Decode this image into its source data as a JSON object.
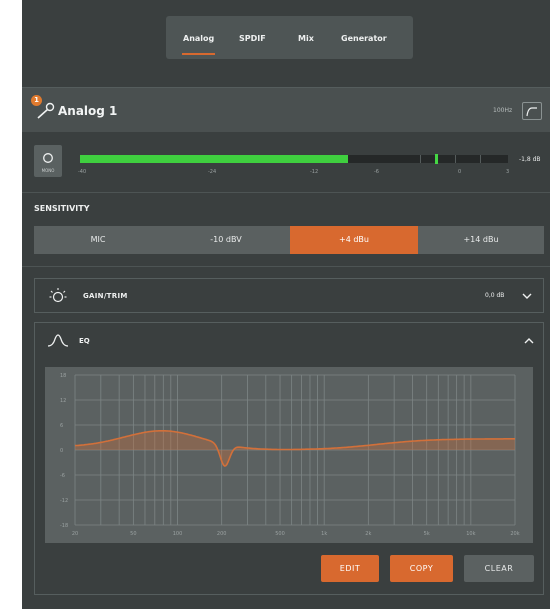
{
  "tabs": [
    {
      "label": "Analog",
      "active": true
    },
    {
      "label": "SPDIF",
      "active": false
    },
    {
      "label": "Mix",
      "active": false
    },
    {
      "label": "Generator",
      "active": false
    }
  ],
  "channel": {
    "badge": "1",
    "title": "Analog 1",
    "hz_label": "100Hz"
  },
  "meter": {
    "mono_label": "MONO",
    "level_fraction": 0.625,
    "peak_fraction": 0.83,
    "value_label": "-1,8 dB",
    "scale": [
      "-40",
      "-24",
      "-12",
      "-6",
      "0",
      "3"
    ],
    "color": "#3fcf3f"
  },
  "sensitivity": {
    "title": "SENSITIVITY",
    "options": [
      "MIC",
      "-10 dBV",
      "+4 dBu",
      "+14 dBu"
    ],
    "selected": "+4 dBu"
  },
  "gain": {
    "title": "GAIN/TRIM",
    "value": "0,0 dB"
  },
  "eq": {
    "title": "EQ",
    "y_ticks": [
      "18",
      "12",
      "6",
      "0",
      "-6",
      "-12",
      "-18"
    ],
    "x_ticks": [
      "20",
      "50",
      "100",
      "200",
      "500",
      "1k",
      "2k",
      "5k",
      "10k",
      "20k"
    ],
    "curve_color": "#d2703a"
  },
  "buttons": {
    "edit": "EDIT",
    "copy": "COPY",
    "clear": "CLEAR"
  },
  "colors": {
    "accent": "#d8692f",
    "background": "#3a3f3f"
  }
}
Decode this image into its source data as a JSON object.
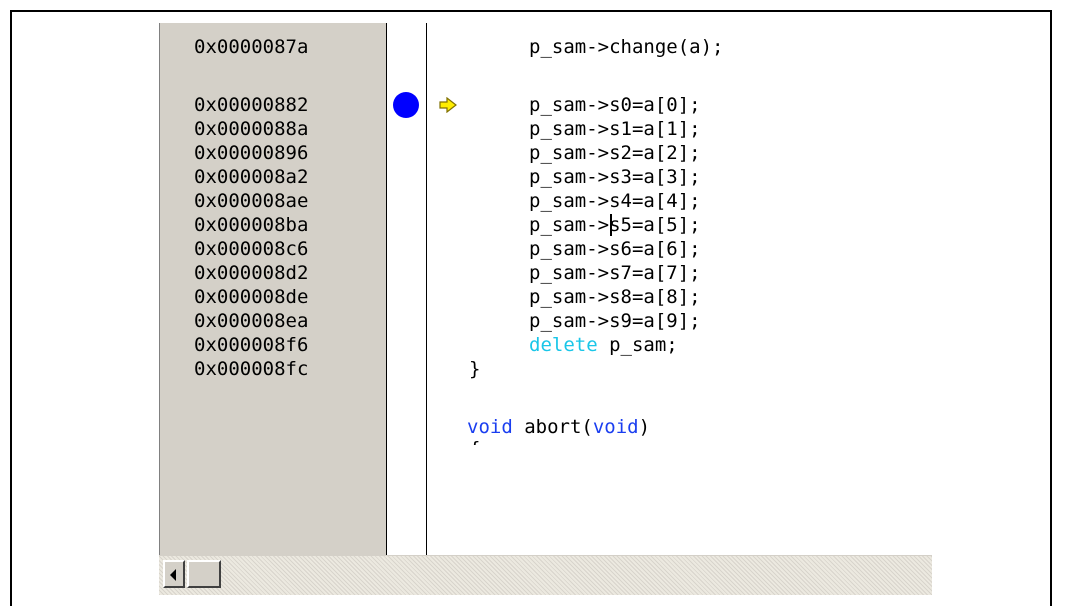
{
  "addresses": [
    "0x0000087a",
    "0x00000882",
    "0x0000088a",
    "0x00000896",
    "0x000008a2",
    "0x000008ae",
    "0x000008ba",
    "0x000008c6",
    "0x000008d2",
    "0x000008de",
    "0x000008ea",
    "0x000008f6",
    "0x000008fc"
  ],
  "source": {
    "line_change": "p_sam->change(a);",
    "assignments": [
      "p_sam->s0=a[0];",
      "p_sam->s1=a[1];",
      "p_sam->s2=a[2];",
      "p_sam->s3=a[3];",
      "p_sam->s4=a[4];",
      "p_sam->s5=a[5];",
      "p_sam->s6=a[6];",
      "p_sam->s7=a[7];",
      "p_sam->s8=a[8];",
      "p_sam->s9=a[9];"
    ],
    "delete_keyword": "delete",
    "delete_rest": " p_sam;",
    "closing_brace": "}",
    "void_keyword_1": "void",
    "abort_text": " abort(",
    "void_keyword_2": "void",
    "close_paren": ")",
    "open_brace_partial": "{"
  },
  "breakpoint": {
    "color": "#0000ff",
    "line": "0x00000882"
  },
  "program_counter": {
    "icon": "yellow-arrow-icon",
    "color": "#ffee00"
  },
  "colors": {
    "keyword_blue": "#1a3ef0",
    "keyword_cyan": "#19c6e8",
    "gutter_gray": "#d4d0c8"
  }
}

..............................

Task
Every record must be copied exactly, with the pictures left out.

Full solution
Decode this image into its source data as a JSON object.
{
  "tabs": [
    {
      "label": "Analog",
      "active": true
    },
    {
      "label": "SPDIF",
      "active": false
    },
    {
      "label": "Mix",
      "active": false
    },
    {
      "label": "Generator",
      "active": false
    }
  ],
  "channel": {
    "badge": "1",
    "title": "Analog 1",
    "hz_label": "100Hz"
  },
  "meter": {
    "mono_label": "MONO",
    "level_fraction": 0.625,
    "peak_fraction": 0.83,
    "value_label": "-1,8 dB",
    "scale": [
      "-40",
      "-24",
      "-12",
      "-6",
      "0",
      "3"
    ],
    "color": "#3fcf3f"
  },
  "sensitivity": {
    "title": "SENSITIVITY",
    "options": [
      "MIC",
      "-10 dBV",
      "+4 dBu",
      "+14 dBu"
    ],
    "selected": "+4 dBu"
  },
  "gain": {
    "title": "GAIN/TRIM",
    "value": "0,0 dB"
  },
  "eq": {
    "title": "EQ",
    "y_ticks": [
      "18",
      "12",
      "6",
      "0",
      "-6",
      "-12",
      "-18"
    ],
    "x_ticks": [
      "20",
      "50",
      "100",
      "200",
      "500",
      "1k",
      "2k",
      "5k",
      "10k",
      "20k"
    ],
    "curve_color": "#d2703a"
  },
  "buttons": {
    "edit": "EDIT",
    "copy": "COPY",
    "clear": "CLEAR"
  },
  "colors": {
    "accent": "#d8692f",
    "background": "#3a3f3f"
  }
}
Decode this image into its source data as a JSON object.
{
  "addresses": [
    "0x0000087a",
    "0x00000882",
    "0x0000088a",
    "0x00000896",
    "0x000008a2",
    "0x000008ae",
    "0x000008ba",
    "0x000008c6",
    "0x000008d2",
    "0x000008de",
    "0x000008ea",
    "0x000008f6",
    "0x000008fc"
  ],
  "source": {
    "line_change": "p_sam->change(a);",
    "assignments": [
      "p_sam->s0=a[0];",
      "p_sam->s1=a[1];",
      "p_sam->s2=a[2];",
      "p_sam->s3=a[3];",
      "p_sam->s4=a[4];",
      "p_sam->s5=a[5];",
      "p_sam->s6=a[6];",
      "p_sam->s7=a[7];",
      "p_sam->s8=a[8];",
      "p_sam->s9=a[9];"
    ],
    "delete_keyword": "delete",
    "delete_rest": " p_sam;",
    "closing_brace": "}",
    "void_keyword_1": "void",
    "abort_text": " abort(",
    "void_keyword_2": "void",
    "close_paren": ")",
    "open_brace_partial": "{"
  },
  "breakpoint": {
    "color": "#0000ff",
    "line": "0x00000882"
  },
  "program_counter": {
    "icon": "yellow-arrow-icon",
    "color": "#ffee00"
  },
  "colors": {
    "keyword_blue": "#1a3ef0",
    "keyword_cyan": "#19c6e8",
    "gutter_gray": "#d4d0c8"
  }
}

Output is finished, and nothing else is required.